··· Recorded information

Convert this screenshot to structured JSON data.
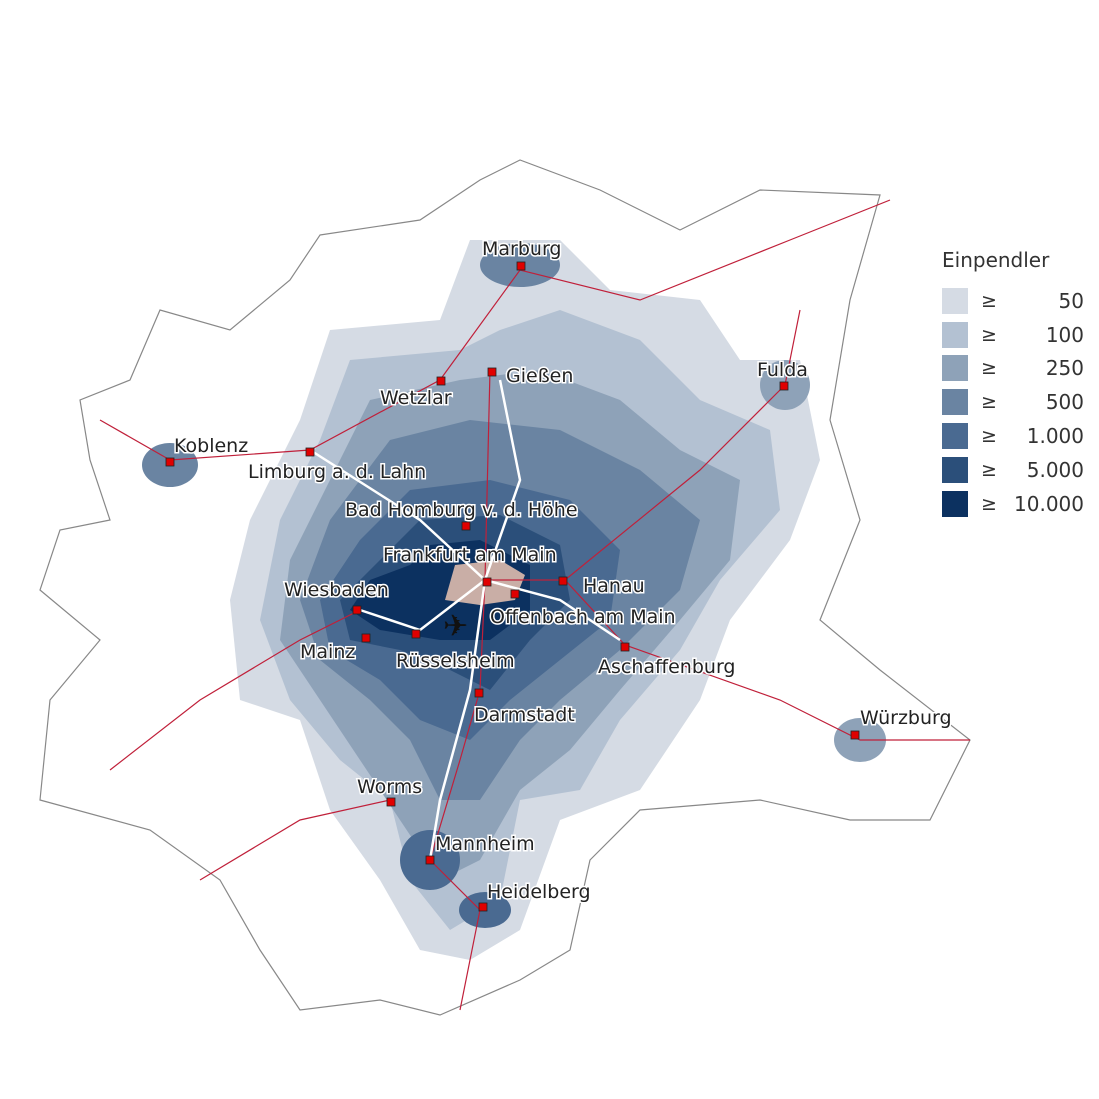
{
  "legend": {
    "title": "Einpendler",
    "symbol": "≥",
    "classes": [
      {
        "label": "50",
        "color": "#d5dbe4"
      },
      {
        "label": "100",
        "color": "#b3c1d2"
      },
      {
        "label": "250",
        "color": "#8ea2b8"
      },
      {
        "label": "500",
        "color": "#6a84a2"
      },
      {
        "label": "1.000",
        "color": "#4a6a91"
      },
      {
        "label": "5.000",
        "color": "#2b4f7a"
      },
      {
        "label": "10.000",
        "color": "#0c3160"
      }
    ]
  },
  "colors": {
    "destination": "#c9aea6",
    "city_marker": "#e00000",
    "railway": "#c0203a",
    "highway": "#ffffff"
  },
  "cities": [
    "Marburg",
    "Gießen",
    "Wetzlar",
    "Fulda",
    "Koblenz",
    "Limburg a. d. Lahn",
    "Bad Homburg v. d. Höhe",
    "Frankfurt am Main",
    "Hanau",
    "Wiesbaden",
    "Offenbach am Main",
    "Mainz",
    "Rüsselsheim",
    "Aschaffenburg",
    "Darmstadt",
    "Würzburg",
    "Worms",
    "Mannheim",
    "Heidelberg"
  ],
  "airport_icon": "airplane-icon"
}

······

Copy each line above where the string "label" occurs.

## [The reply]
        "label": "50",
        "label": "100",
        "label": "250",
        "label": "500",
        "label": "1.000",
        "label": "5.000",
        "label": "10.000",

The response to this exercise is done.